Hydroxy-Fasudil is a metabolite of Fasudil, acting as a potent Rho-kinase inhibitor and vasodilator.
Chemical Formula: C14H17N3O3S
Exact Mass: 307.0991
Molecular Weight: 307.368
Elemental Analysis: C, 54.71; H, 5.58; N, 13.67; O, 15.62; S, 10.43
InChi Code: InChI=1S/C14H17N3O3S/c18-14-12-3-1-4-13(11(12)5-7-16-14)21(19,20)17-9-2-6-15-8-10-17/h1,3-5,7,15H,2,6,8-10H2,(H,16,18)
Appearance: Solid powder
Purity: >98% (or refer to the Certificate of Analysis)
Shipping Condition: Shipped under ambient temperature as non-hazardous chemical. This product is stable enough for a few weeks during ordinary shipping and time spent in Customs.
Storage Condition: Dry, dark and at 0 - 4 C for short term (days to weeks) or -20 C for long term (months to years).
Solubility: Soluble in DMSO
Shelf Life: >2 years if stored properly
Drug Formulation: This drug may be formulated in DMSO
Stock Solution Storage: 0 - 4 C for short term (days to weeks), or -20 C for long term (months).
__________
[Assigned task 1]: In one to three sentences, explain why the Hydroxy-Fasudil data sheet says the product can be shipped at ambient temperature.
[Assigned task 2]: According to the Hydroxy-Fasudil data sheet, what is the compound soluble in?
[Assigned task 3]: Resume the Hydroxy-Fasudil data sheet from the point where it stops.
The lines after this point are separate material, not part of the Hydroxy-Fasudil data sheet.
__________
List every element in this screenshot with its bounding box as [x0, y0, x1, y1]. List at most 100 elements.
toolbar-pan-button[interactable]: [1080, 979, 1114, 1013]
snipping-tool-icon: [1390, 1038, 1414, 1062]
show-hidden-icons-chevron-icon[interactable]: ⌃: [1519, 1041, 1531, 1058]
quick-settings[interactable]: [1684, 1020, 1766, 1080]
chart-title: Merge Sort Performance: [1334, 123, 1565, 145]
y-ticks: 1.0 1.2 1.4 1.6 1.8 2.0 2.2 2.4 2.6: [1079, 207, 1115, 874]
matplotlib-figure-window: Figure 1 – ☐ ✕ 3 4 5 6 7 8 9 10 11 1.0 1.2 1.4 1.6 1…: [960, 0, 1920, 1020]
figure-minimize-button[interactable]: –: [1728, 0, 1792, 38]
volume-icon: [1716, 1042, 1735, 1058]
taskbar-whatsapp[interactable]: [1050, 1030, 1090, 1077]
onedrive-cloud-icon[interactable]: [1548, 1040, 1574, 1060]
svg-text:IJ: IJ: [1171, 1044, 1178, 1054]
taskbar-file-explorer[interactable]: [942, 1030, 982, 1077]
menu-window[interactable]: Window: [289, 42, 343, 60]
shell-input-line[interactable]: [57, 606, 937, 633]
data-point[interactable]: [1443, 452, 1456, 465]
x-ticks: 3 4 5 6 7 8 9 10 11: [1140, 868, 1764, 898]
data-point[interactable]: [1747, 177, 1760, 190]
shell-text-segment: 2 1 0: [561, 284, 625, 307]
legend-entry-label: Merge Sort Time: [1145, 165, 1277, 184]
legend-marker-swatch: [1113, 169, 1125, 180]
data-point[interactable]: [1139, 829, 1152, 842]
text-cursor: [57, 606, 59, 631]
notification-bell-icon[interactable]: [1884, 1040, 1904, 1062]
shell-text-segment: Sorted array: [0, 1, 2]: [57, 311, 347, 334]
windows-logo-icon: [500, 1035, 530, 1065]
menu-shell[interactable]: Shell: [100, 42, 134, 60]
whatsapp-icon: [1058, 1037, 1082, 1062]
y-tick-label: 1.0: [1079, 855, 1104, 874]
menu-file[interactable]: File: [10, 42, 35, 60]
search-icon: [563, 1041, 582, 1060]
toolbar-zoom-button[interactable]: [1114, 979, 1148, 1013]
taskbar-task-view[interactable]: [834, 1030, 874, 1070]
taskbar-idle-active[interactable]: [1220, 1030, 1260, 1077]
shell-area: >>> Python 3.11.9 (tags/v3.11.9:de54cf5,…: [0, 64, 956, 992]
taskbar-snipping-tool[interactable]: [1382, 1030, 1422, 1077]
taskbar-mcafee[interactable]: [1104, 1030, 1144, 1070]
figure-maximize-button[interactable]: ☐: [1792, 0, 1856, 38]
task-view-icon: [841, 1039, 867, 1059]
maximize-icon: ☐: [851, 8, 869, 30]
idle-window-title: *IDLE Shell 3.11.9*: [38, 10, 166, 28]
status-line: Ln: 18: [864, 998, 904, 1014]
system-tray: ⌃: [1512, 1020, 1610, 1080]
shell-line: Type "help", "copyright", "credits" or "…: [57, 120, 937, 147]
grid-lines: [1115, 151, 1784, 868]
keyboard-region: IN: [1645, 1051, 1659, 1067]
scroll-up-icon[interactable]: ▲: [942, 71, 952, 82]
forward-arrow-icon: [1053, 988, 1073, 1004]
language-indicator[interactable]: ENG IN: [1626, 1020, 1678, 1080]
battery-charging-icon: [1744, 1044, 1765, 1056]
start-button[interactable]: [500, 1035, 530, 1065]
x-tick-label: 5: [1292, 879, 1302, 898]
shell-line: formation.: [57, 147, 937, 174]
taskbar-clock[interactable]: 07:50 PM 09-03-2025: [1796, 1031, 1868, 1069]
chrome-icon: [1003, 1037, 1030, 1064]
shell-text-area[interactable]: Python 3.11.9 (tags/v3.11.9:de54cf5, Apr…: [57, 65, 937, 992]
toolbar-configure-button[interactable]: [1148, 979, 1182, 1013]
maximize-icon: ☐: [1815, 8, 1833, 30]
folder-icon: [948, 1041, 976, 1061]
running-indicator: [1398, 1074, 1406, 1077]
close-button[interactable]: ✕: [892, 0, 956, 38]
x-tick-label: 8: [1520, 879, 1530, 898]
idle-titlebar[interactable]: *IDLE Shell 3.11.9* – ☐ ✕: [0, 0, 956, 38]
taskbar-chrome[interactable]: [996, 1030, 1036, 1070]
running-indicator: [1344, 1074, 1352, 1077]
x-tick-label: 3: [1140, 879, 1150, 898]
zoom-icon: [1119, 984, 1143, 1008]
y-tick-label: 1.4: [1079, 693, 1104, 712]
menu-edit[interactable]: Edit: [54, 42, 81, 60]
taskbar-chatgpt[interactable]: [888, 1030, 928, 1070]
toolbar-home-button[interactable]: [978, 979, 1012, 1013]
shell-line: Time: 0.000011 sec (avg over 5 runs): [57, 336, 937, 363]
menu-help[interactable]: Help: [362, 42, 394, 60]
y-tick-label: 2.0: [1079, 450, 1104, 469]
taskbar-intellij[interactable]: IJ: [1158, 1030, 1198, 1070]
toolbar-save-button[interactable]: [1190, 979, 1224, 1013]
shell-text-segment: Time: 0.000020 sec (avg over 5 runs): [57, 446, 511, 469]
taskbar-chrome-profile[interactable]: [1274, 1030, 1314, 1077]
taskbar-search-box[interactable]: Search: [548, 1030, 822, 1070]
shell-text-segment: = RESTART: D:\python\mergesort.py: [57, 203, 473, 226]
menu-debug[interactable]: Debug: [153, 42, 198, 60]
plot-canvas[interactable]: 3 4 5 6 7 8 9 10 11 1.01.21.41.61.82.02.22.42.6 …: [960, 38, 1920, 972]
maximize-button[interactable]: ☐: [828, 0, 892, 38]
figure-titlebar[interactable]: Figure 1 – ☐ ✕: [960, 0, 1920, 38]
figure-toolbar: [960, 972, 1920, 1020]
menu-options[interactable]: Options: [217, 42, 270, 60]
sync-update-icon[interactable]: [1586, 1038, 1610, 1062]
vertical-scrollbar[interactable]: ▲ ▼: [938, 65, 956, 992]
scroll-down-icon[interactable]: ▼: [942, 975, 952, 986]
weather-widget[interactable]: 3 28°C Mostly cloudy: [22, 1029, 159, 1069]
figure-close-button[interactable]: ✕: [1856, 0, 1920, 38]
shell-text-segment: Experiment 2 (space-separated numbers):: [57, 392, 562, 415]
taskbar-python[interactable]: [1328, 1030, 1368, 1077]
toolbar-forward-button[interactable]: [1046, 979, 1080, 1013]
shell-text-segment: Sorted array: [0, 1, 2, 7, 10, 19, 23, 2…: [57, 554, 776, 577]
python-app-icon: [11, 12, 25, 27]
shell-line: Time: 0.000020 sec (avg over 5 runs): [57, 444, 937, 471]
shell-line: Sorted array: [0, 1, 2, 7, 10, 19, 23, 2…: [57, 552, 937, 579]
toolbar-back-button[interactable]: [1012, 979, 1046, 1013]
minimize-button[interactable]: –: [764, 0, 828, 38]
__________
[Answer space 1]: It is shipped at ambient temperature because it is a non-hazardous chemical. It is also stable enough to last a few weeks during ordinary shipping and time spent in Customs.

[Answer space 2]: DMSO.

[Answer space 3]:
HS Tariff Code: 2934.99.9001
Hydroxyfasudil is a ROCK inhibitor, with IC50s of 0.73 and 0.72 μM for ROCK1 and ROCK2, respectively. Hydroxyfasudil also less potently inhibits PKA, with an IC50 of 37 μM, 50-fold higher than those of the ROCKs. Hydroxyfasudil increases eNOS mRNA levels, with an EC50 value of 0.8 ± 0.3 μM. Hydroxyfasudil (0-100 μM) concentration-dependently increases eNOS activity and stimulates NO production in human aortic endothelial cells (HAEC). Hydroxyfasudil (10 μM) increases the half-life of eNOS mRNA from 13 to 16 hours, but does not affect eNOS promoter activity at concentrations from 0.1 to 100 μM.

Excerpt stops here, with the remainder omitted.